Element position data:
++++++
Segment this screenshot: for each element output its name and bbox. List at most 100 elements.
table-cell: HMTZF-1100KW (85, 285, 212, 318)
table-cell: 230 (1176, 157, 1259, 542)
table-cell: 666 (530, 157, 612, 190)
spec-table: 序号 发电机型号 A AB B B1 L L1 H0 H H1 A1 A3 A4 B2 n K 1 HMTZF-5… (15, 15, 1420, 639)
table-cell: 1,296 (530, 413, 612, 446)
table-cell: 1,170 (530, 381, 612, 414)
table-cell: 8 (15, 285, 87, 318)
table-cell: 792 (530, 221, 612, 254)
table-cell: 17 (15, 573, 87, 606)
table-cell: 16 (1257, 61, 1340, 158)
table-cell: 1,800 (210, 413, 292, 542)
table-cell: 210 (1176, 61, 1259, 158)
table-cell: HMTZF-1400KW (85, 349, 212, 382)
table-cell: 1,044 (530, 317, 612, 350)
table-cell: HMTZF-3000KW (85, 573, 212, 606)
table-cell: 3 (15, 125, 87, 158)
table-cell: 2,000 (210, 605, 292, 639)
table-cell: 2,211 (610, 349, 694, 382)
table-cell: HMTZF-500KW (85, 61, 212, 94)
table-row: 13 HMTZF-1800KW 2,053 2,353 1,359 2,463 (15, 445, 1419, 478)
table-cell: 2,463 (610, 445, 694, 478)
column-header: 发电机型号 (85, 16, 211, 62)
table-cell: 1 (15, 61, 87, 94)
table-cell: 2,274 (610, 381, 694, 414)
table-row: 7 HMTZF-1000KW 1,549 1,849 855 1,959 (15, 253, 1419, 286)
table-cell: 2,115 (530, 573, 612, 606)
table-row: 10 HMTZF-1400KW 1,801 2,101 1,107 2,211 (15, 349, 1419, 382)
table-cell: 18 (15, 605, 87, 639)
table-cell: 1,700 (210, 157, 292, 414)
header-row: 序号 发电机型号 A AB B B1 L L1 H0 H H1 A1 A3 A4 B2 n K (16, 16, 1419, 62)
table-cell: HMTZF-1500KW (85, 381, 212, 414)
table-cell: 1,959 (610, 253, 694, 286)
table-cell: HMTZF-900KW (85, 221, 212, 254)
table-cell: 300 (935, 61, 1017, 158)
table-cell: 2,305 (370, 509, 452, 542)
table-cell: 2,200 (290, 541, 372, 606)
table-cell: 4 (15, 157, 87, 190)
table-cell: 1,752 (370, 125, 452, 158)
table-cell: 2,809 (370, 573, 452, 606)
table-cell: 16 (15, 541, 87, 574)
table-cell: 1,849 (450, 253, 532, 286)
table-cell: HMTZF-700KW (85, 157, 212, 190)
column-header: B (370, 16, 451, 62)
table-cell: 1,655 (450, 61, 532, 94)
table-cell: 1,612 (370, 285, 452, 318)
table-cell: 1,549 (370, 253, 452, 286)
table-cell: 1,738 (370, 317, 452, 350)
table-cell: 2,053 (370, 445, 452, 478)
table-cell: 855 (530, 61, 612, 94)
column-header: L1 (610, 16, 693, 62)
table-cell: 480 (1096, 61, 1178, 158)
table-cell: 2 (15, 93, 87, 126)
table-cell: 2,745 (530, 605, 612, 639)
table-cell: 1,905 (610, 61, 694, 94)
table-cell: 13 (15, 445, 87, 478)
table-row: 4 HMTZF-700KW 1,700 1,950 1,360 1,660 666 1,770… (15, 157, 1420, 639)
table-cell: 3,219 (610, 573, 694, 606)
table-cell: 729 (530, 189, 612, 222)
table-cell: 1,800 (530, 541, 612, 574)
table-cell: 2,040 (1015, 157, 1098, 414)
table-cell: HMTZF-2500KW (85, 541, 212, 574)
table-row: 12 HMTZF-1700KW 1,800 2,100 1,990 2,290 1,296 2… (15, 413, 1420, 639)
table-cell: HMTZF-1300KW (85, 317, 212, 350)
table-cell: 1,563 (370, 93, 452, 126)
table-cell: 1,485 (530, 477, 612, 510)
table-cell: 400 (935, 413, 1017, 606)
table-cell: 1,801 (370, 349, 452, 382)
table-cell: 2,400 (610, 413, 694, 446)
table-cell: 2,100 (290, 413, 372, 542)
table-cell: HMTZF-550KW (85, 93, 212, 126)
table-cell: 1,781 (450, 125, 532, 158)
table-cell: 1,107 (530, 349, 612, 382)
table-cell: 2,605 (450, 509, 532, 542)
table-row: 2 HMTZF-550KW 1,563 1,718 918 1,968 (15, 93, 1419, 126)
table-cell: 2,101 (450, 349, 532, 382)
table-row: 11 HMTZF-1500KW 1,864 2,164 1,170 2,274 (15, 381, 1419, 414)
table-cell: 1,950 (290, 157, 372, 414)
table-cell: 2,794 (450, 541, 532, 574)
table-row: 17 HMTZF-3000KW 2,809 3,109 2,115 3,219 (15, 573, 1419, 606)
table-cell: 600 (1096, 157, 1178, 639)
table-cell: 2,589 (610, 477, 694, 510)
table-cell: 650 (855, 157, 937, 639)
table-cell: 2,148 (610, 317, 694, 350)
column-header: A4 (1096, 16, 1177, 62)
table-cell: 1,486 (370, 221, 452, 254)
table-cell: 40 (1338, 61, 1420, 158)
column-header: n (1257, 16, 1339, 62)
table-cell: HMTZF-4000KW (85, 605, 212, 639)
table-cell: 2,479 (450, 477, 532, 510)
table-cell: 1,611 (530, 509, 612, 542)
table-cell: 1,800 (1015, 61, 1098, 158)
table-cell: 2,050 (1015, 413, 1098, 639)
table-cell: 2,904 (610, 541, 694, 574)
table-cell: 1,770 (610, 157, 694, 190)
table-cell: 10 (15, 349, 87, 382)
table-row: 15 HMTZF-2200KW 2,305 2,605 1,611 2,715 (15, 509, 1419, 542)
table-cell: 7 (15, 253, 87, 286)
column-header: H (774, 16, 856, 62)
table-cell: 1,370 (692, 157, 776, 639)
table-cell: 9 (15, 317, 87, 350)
++++++
Your task> Please write out the lines of the items, everything from the very first line down to the line containing "header-row: 序号 发电机型号", with both of those lines included.

Task response>
Segment this screenshot: for each element output its name and bbox. List at most 100 elements.
table-cell: HMTZF-1100KW (85, 285, 212, 318)
table-cell: 230 (1176, 157, 1259, 542)
table-cell: 666 (530, 157, 612, 190)
spec-table: 序号 发电机型号 A AB B B1 L L1 H0 H H1 A1 A3 A4 B2 n K 1 HMTZF-5… (15, 15, 1420, 639)
table-cell: 1,296 (530, 413, 612, 446)
table-cell: 1,170 (530, 381, 612, 414)
table-cell: 8 (15, 285, 87, 318)
table-cell: 792 (530, 221, 612, 254)
table-cell: 17 (15, 573, 87, 606)
table-cell: 16 (1257, 61, 1340, 158)
table-cell: 1,800 (210, 413, 292, 542)
table-cell: 210 (1176, 61, 1259, 158)
table-cell: HMTZF-1400KW (85, 349, 212, 382)
table-cell: 1,044 (530, 317, 612, 350)
table-cell: HMTZF-3000KW (85, 573, 212, 606)
table-cell: 3 (15, 125, 87, 158)
table-cell: 2,000 (210, 605, 292, 639)
table-cell: 2,211 (610, 349, 694, 382)
table-cell: HMTZF-500KW (85, 61, 212, 94)
table-row: 13 HMTZF-1800KW 2,053 2,353 1,359 2,463 (15, 445, 1419, 478)
table-cell: 2,463 (610, 445, 694, 478)
column-header: 发电机型号 (85, 16, 211, 62)
table-cell: 1 (15, 61, 87, 94)
table-cell: 2,274 (610, 381, 694, 414)
table-row: 7 HMTZF-1000KW 1,549 1,849 855 1,959 (15, 253, 1419, 286)
table-cell: 2,115 (530, 573, 612, 606)
table-row: 10 HMTZF-1400KW 1,801 2,101 1,107 2,211 (15, 349, 1419, 382)
table-cell: 18 (15, 605, 87, 639)
table-cell: 1,700 (210, 157, 292, 414)
header-row: 序号 发电机型号 A AB B B1 L L1 H0 H H1 A1 A3 A4 B2 n K (16, 16, 1419, 62)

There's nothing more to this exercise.